» **WHAT IS EXPECTED**: Quote every line as written. Omit pictures.

» **RECORDS SUPPLIED**:
******************************

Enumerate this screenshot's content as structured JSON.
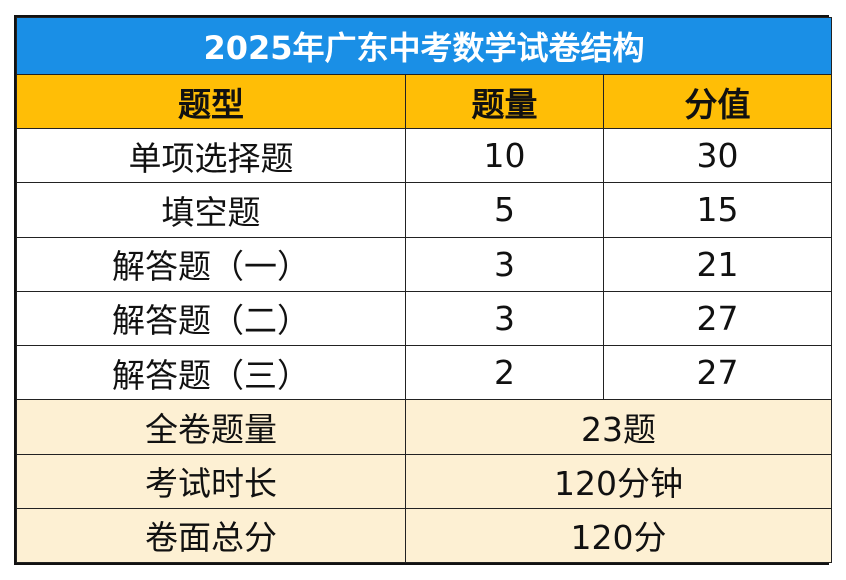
{
  "title": "2025年广东中考数学试卷结构",
  "headers": [
    "题型",
    "题量",
    "分值"
  ],
  "rows": [
    {
      "type": "单项选择题",
      "count": "10",
      "score": "30"
    },
    {
      "type": "填空题",
      "count": "5",
      "score": "15"
    },
    {
      "type": "解答题（一）",
      "count": "3",
      "score": "21"
    },
    {
      "type": "解答题（二）",
      "count": "3",
      "score": "27"
    },
    {
      "type": "解答题（三）",
      "count": "2",
      "score": "27"
    }
  ],
  "summary": [
    {
      "label": "全卷题量",
      "value": "23题"
    },
    {
      "label": "考试时长",
      "value": "120分钟"
    },
    {
      "label": "卷面总分",
      "value": "120分"
    }
  ],
  "colors": {
    "title_bg": "#1a8fe6",
    "header_bg": "#ffbe06",
    "summary_bg": "#fdf0d3",
    "border": "#222222"
  }
}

******************************

» **SOLUTION**:
Enumerate this screenshot's content as structured JSON.
{
  "title": "2025年广东中考数学试卷结构",
  "headers": [
    "题型",
    "题量",
    "分值"
  ],
  "rows": [
    {
      "type": "单项选择题",
      "count": "10",
      "score": "30"
    },
    {
      "type": "填空题",
      "count": "5",
      "score": "15"
    },
    {
      "type": "解答题（一）",
      "count": "3",
      "score": "21"
    },
    {
      "type": "解答题（二）",
      "count": "3",
      "score": "27"
    },
    {
      "type": "解答题（三）",
      "count": "2",
      "score": "27"
    }
  ],
  "summary": [
    {
      "label": "全卷题量",
      "value": "23题"
    },
    {
      "label": "考试时长",
      "value": "120分钟"
    },
    {
      "label": "卷面总分",
      "value": "120分"
    }
  ],
  "colors": {
    "title_bg": "#1a8fe6",
    "header_bg": "#ffbe06",
    "summary_bg": "#fdf0d3",
    "border": "#222222"
  }
}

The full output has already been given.